Copy each line exactly. Drop every picture.

.....

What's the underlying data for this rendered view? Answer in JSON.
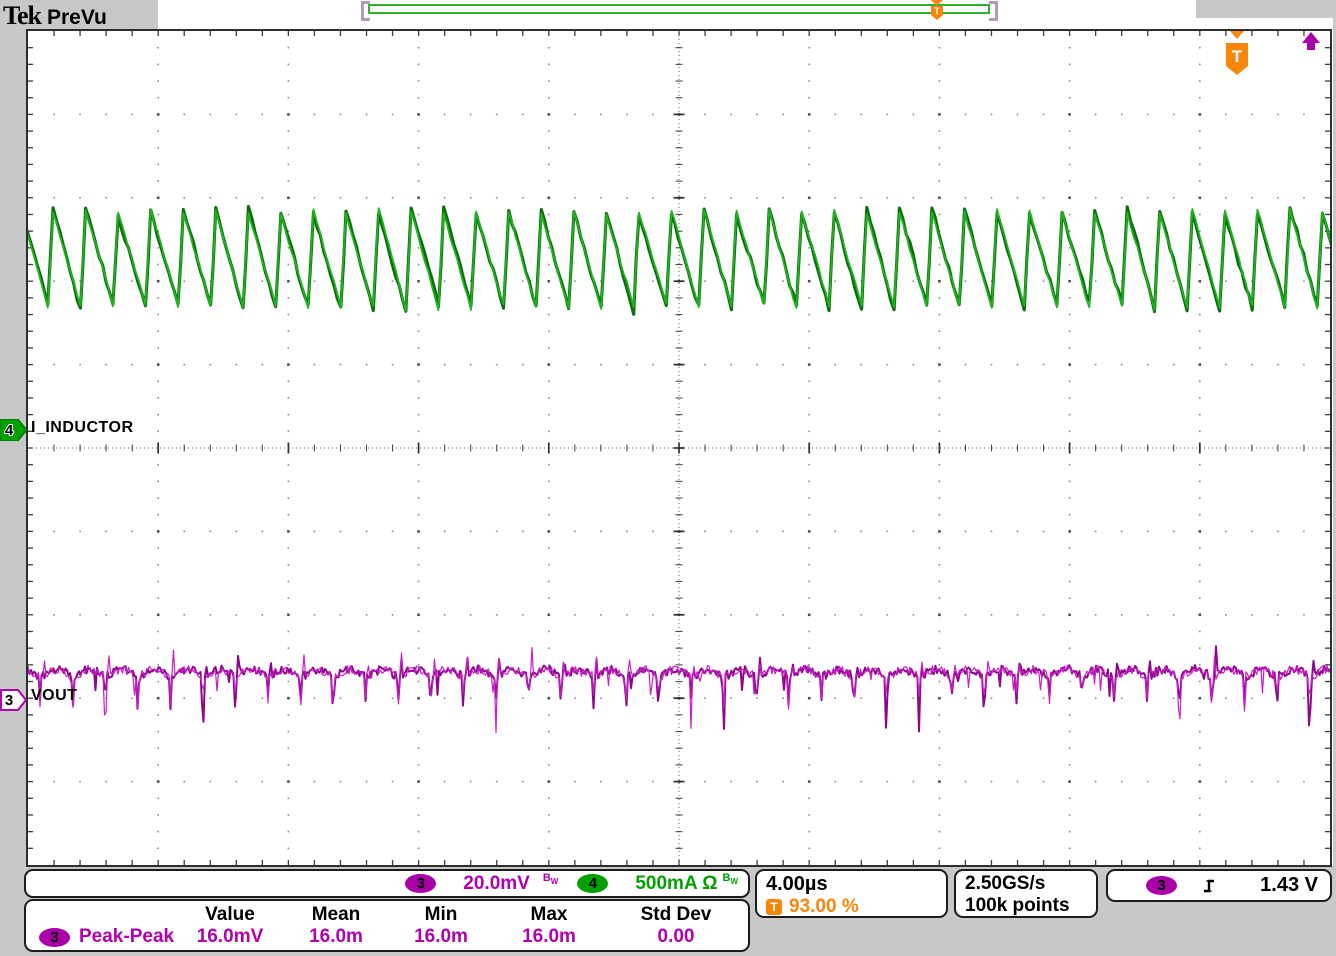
{
  "header": {
    "brand": "Tek",
    "mode": "PreVu"
  },
  "acq_bar": {
    "t_label": "T"
  },
  "trigger_flag": {
    "t_label": "T"
  },
  "channels": {
    "ch4": {
      "id": "4",
      "label": "I_INDUCTOR",
      "color": "#00a000"
    },
    "ch3": {
      "id": "3",
      "label": "VOUT",
      "color": "#aa00aa"
    }
  },
  "readouts": {
    "ch3_badge": "3",
    "ch3_scale": "20.0mV",
    "ch3_bw": {
      "main": "B",
      "sub": "W"
    },
    "ch4_badge": "4",
    "ch4_scale": "500mA Ω",
    "ch4_bw": {
      "main": "B",
      "sub": "W"
    },
    "timebase": "4.00µs",
    "trig_t": "T",
    "trig_position": "93.00 %",
    "sample_rate": "2.50GS/s",
    "record_length": "100k points",
    "trig_badge": "3",
    "trig_level": "1.43 V"
  },
  "measurements": {
    "headers": [
      "Value",
      "Mean",
      "Min",
      "Max",
      "Std Dev"
    ],
    "rows": [
      {
        "badge": "3",
        "name": "Peak-Peak",
        "value": "16.0mV",
        "mean": "16.0m",
        "min": "16.0m",
        "max": "16.0m",
        "std": "0.00"
      }
    ]
  },
  "colors": {
    "ch3_magenta": "#aa00aa",
    "ch4_green": "#00a000",
    "trigger_orange": "#f8860a",
    "graticule_dot": "#8a8a8a"
  },
  "chart_data": {
    "type": "line",
    "title": "",
    "x_axis": {
      "unit": "µs",
      "per_div": 4.0,
      "divisions": 10,
      "total": 40
    },
    "y_divisions": 10,
    "grid": "dotted-divisions-with-center-crosshair",
    "series": [
      {
        "name": "I_INDUCTOR",
        "channel": 4,
        "color": "#1fb31f",
        "shape": "sawtooth",
        "units": "mA",
        "per_div": 500,
        "period_us": 1.0,
        "rise_fraction": 0.16,
        "peak": 1310,
        "trough": 735,
        "zero_ref_div_from_center": 0.22
      },
      {
        "name": "VOUT",
        "channel": 3,
        "color": "#b313b3",
        "shape": "noisy_ripple",
        "units": "mV",
        "per_div": 20,
        "period_us": 1.0,
        "ref_div_from_center": -3.02,
        "band_center_mV": 5.8,
        "band_noise_mV_pp": 2.2,
        "ripple_mV": 1.5,
        "spike_min_mV": -8.5,
        "spike_max_mV": 11.0,
        "peak_to_peak_mV": 16.0
      }
    ]
  }
}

.....

- **Written response**
What's the underlying data for this rendered view? Answer in JSON.
{
  "header": {
    "brand": "Tek",
    "mode": "PreVu"
  },
  "acq_bar": {
    "t_label": "T"
  },
  "trigger_flag": {
    "t_label": "T"
  },
  "channels": {
    "ch4": {
      "id": "4",
      "label": "I_INDUCTOR",
      "color": "#00a000"
    },
    "ch3": {
      "id": "3",
      "label": "VOUT",
      "color": "#aa00aa"
    }
  },
  "readouts": {
    "ch3_badge": "3",
    "ch3_scale": "20.0mV",
    "ch3_bw": {
      "main": "B",
      "sub": "W"
    },
    "ch4_badge": "4",
    "ch4_scale": "500mA Ω",
    "ch4_bw": {
      "main": "B",
      "sub": "W"
    },
    "timebase": "4.00µs",
    "trig_t": "T",
    "trig_position": "93.00 %",
    "sample_rate": "2.50GS/s",
    "record_length": "100k points",
    "trig_badge": "3",
    "trig_level": "1.43 V"
  },
  "measurements": {
    "headers": [
      "Value",
      "Mean",
      "Min",
      "Max",
      "Std Dev"
    ],
    "rows": [
      {
        "badge": "3",
        "name": "Peak-Peak",
        "value": "16.0mV",
        "mean": "16.0m",
        "min": "16.0m",
        "max": "16.0m",
        "std": "0.00"
      }
    ]
  },
  "colors": {
    "ch3_magenta": "#aa00aa",
    "ch4_green": "#00a000",
    "trigger_orange": "#f8860a",
    "graticule_dot": "#8a8a8a"
  },
  "chart_data": {
    "type": "line",
    "title": "",
    "x_axis": {
      "unit": "µs",
      "per_div": 4.0,
      "divisions": 10,
      "total": 40
    },
    "y_divisions": 10,
    "grid": "dotted-divisions-with-center-crosshair",
    "series": [
      {
        "name": "I_INDUCTOR",
        "channel": 4,
        "color": "#1fb31f",
        "shape": "sawtooth",
        "units": "mA",
        "per_div": 500,
        "period_us": 1.0,
        "rise_fraction": 0.16,
        "peak": 1310,
        "trough": 735,
        "zero_ref_div_from_center": 0.22
      },
      {
        "name": "VOUT",
        "channel": 3,
        "color": "#b313b3",
        "shape": "noisy_ripple",
        "units": "mV",
        "per_div": 20,
        "period_us": 1.0,
        "ref_div_from_center": -3.02,
        "band_center_mV": 5.8,
        "band_noise_mV_pp": 2.2,
        "ripple_mV": 1.5,
        "spike_min_mV": -8.5,
        "spike_max_mV": 11.0,
        "peak_to_peak_mV": 16.0
      }
    ]
  }
}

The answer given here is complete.